-- Begin Data shown --
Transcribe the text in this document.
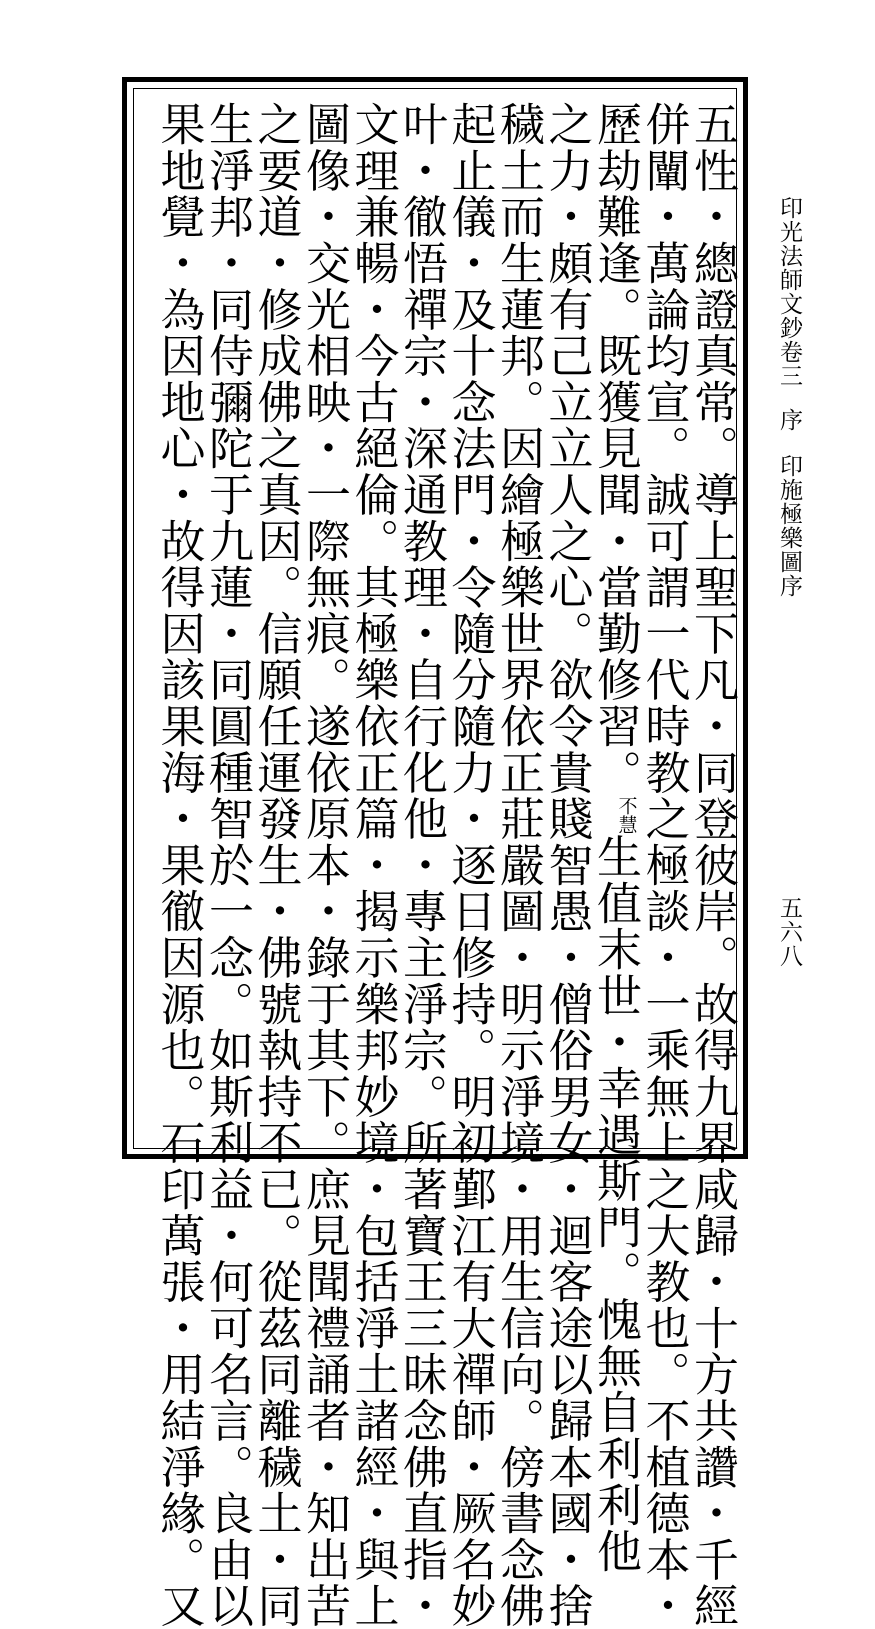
五性・總證真常。導上聖下凡・同登彼岸。故得九界咸歸・十方共讚・千經
併闡・萬論均宣。誠可謂一代時教之極談・一乘無上之大教也。不植德本・
歷劫難逢。既獲見聞・當勤修習。不慧生值末世・幸遇斯門。愧無自利利他
之力・頗有己立立人之心。欲令貴賤智愚・僧俗男女・迴客途以歸本國・捨
穢土而生蓮邦。因繪極樂世界依正莊嚴圖・明示淨境・用生信向。傍書念佛
起止儀・及十念法門・令隨分隨力・逐日修持。明初鄞江有大禪師・厥名妙
叶・徹悟禪宗・深通教理・自行化他・專主淨宗。所著寶王三昧念佛直指・
文理兼暢・今古絕倫。其極樂依正篇・揭示樂邦妙境・包括淨土諸經・與上
圖像・交光相映・一際無痕。遂依原本・錄于其下。庶見聞禮誦者・知出苦
之要道・修成佛之真因。信願任運發生・佛號執持不已。從茲同離穢土・同
生淨邦・同侍彌陀于九蓮・同圓種智於一念。如斯利益・何可名言。良由以
果地覺・為因地心・故得因該果海・果徹因源也。石印萬張・用結淨緣。又	印光法師文鈔卷三序印施極樂圖序
五六八
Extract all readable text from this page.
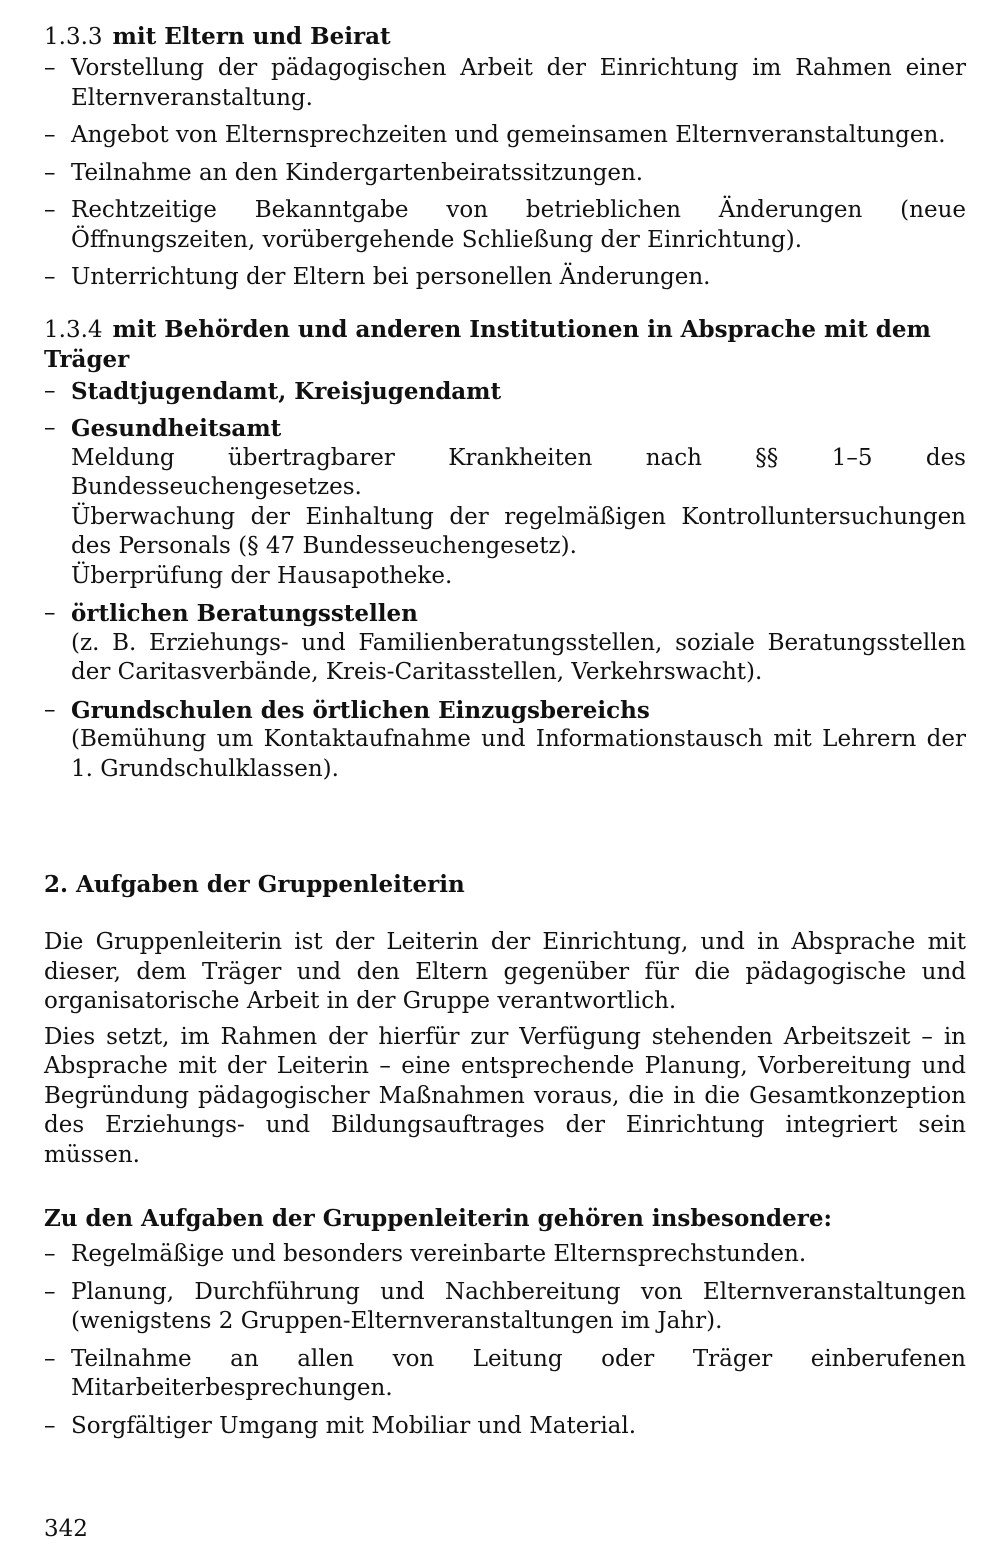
1.3.3 mit Eltern und Beirat
– Vorstellung der pädagogischen Arbeit der Einrichtung im Rahmen einer Elternveranstaltung.
– Angebot von Elternsprechzeiten und gemeinsamen Elternveranstaltungen.
– Teilnahme an den Kindergartenbeiratssitzungen.
– Rechtzeitige Bekanntgabe von betrieblichen Änderungen (neue Öffnungszeiten, vorübergehende Schließung der Einrichtung).
– Unterrichtung der Eltern bei personellen Änderungen.
1.3.4 mit Behörden und anderen Institutionen in Absprache mit dem Träger
– Stadtjugendamt, Kreisjugendamt
– Gesundheitsamt
Meldung übertragbarer Krankheiten nach §§ 1–5 des Bundesseuchengesetzes.
Überwachung der Einhaltung der regelmäßigen Kontrolluntersuchungen des Personals (§ 47 Bundesseuchengesetz).
Überprüfung der Hausapotheke.
– örtlichen Beratungsstellen
(z. B. Erziehungs- und Familienberatungsstellen, soziale Beratungsstellen der Caritasverbände, Kreis-Caritasstellen, Verkehrswacht).
– Grundschulen des örtlichen Einzugsbereichs
(Bemühung um Kontaktaufnahme und Informationstausch mit Lehrern der 1. Grundschulklassen).
2. Aufgaben der Gruppenleiterin

Die Gruppenleiterin ist der Leiterin der Einrichtung, und in Absprache mit dieser, dem Träger und den Eltern gegenüber für die pädagogische und organisatorische Arbeit in der Gruppe verantwortlich.

Dies setzt, im Rahmen der hierfür zur Verfügung stehenden Arbeitszeit – in Absprache mit der Leiterin – eine entsprechende Planung, Vorbereitung und Begründung pädagogischer Maßnahmen voraus, die in die Gesamtkonzeption des Erziehungs- und Bildungsauftrages der Einrichtung integriert sein müssen.

Zu den Aufgaben der Gruppenleiterin gehören insbesondere:
– Regelmäßige und besonders vereinbarte Elternsprechstunden.
– Planung, Durchführung und Nachbereitung von Elternveranstaltungen (wenigstens 2 Gruppen-Elternveranstaltungen im Jahr).
– Teilnahme an allen von Leitung oder Träger einberufenen Mitarbeiterbesprechungen.
– Sorgfältiger Umgang mit Mobiliar und Material.
342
-- End Data shown --
### Task brief
Search the lines for the string "Elternveranstaltungen" and copy every line that has it.

### Task output
– Angebot von Elternsprechzeiten und gemeinsamen Elternveranstaltungen.
– Planung, Durchführung und Nachbereitung von Elternveranstaltungen (wenigstens 2 Gruppen-Elternveranstaltungen im Jahr).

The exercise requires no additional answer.